Your goal
Only the number is needed: how many lines of the records include "oraz"?

[Dataset entries]
---+---
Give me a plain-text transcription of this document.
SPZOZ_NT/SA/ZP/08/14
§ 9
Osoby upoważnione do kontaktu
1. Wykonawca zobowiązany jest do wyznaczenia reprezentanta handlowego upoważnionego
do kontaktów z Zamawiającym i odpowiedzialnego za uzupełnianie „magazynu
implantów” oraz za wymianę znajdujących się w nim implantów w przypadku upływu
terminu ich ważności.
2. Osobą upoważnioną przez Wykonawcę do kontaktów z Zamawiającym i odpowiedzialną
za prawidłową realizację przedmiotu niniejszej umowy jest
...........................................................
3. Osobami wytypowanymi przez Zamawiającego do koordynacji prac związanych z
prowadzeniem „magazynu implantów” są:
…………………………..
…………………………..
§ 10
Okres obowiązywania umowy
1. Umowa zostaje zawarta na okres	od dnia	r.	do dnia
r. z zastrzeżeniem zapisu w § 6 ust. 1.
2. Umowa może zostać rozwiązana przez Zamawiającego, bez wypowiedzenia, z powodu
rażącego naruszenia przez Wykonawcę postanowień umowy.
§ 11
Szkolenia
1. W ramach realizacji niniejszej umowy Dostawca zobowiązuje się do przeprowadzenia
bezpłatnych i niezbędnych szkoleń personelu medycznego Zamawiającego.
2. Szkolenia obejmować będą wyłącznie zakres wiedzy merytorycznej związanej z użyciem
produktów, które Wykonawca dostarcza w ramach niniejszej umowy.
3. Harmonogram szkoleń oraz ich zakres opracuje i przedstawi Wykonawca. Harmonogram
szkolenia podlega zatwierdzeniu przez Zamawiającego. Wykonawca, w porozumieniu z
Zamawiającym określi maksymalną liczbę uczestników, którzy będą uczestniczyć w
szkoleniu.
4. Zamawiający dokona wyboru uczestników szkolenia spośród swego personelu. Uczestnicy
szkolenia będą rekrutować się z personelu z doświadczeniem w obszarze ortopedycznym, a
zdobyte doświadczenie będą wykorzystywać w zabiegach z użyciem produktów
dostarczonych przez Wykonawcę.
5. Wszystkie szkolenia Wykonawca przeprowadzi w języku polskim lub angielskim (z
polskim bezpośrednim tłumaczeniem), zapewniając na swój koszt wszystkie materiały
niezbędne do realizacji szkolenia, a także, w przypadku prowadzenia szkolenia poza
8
---+---
The solution
2